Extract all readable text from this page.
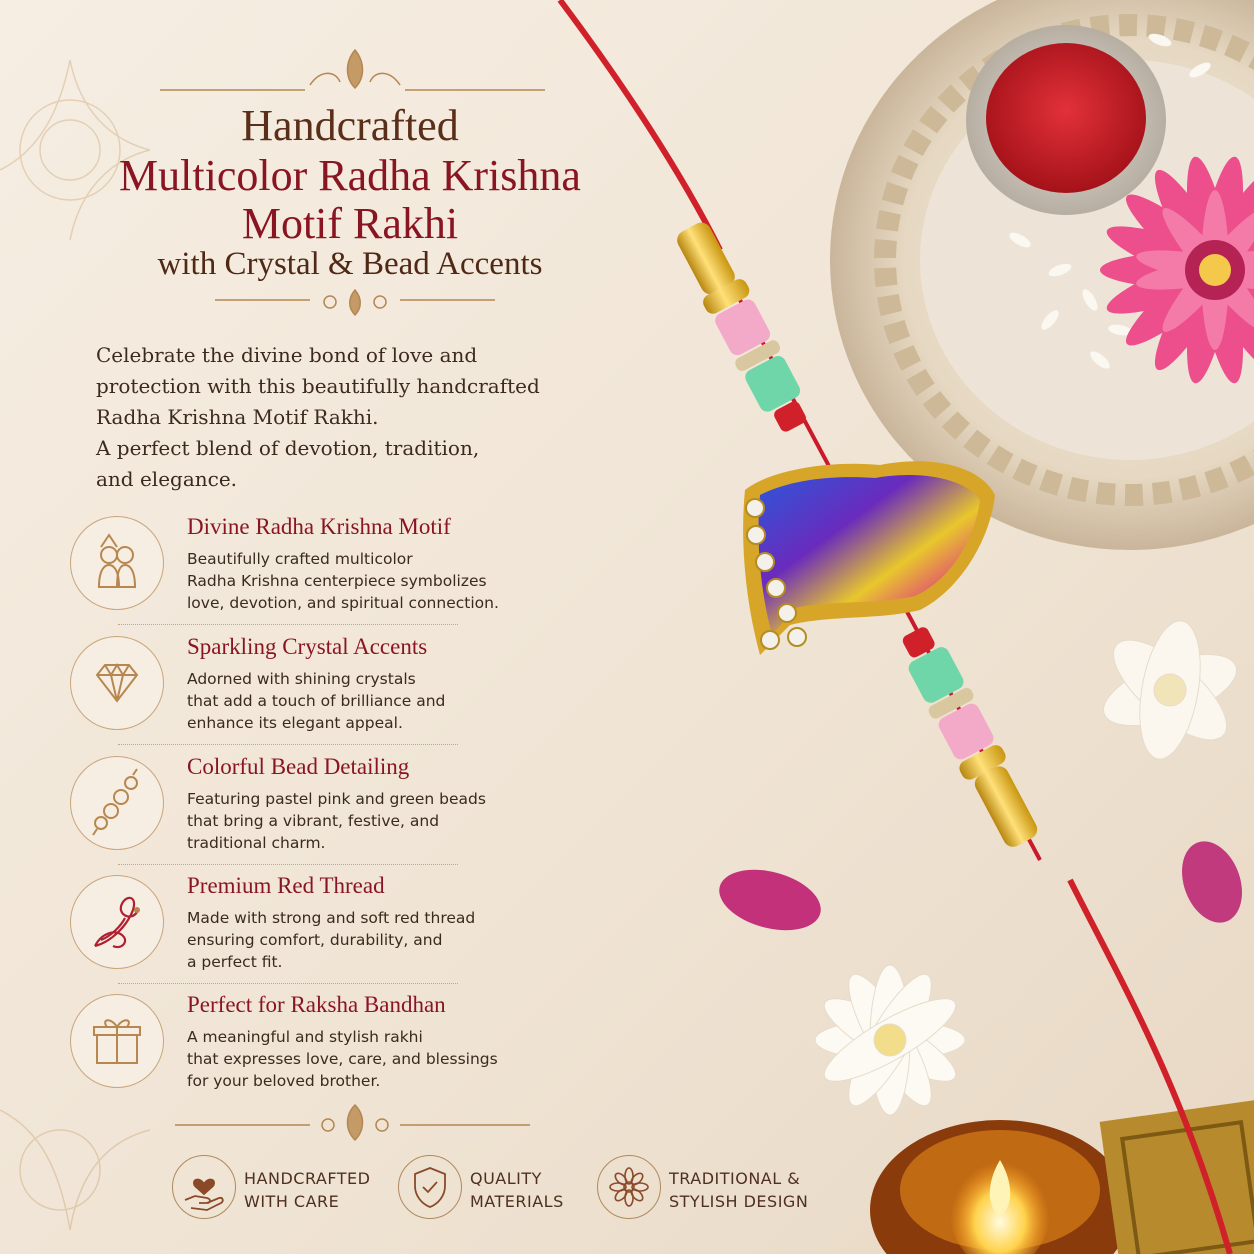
Handcrafted
Multicolor Radha Krishna
Motif Rakhi
with Crystal & Bead Accents

Celebrate the divine bond of love and

protection with this beautifully handcrafted

Radha Krishna Motif Rakhi.

A perfect blend of devotion, tradition,

and elegance.

Divine Radha Krishna Motif
Beautifully crafted multicolor
Radha Krishna centerpiece symbolizes
love, devotion, and spiritual connection.
Sparkling Crystal Accents
Adorned with shining crystals
that add a touch of brilliance and
enhance its elegant appeal.
Colorful Bead Detailing
Featuring pastel pink and green beads
that bring a vibrant, festive, and
traditional charm.
Premium Red Thread
Made with strong and soft red thread
ensuring comfort, durability, and
a perfect fit.
Perfect for Raksha Bandhan
A meaningful and stylish rakhi
that expresses love, care, and blessings
for your beloved brother.
HANDCRAFTED
WITH CARE
QUALITY
MATERIALS
TRADITIONAL &
STYLISH DESIGN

┄┄┄┄┄┄

Problem details. Reproduce the data word for word, excluding its pictures.

Answer in full.
Extract all readable text from this page.
Handcrafted
Multicolor Radha Krishna
Motif Rakhi
with Crystal & Bead Accents

Celebrate the divine bond of love and

protection with this beautifully handcrafted

Radha Krishna Motif Rakhi.

A perfect blend of devotion, tradition,

and elegance.

Divine Radha Krishna Motif
Beautifully crafted multicolor
Radha Krishna centerpiece symbolizes
love, devotion, and spiritual connection.
Sparkling Crystal Accents
Adorned with shining crystals
that add a touch of brilliance and
enhance its elegant appeal.
Colorful Bead Detailing
Featuring pastel pink and green beads
that bring a vibrant, festive, and
traditional charm.
Premium Red Thread
Made with strong and soft red thread
ensuring comfort, durability, and
a perfect fit.
Perfect for Raksha Bandhan
A meaningful and stylish rakhi
that expresses love, care, and blessings
for your beloved brother.
HANDCRAFTED
WITH CARE
QUALITY
MATERIALS
TRADITIONAL &
STYLISH DESIGN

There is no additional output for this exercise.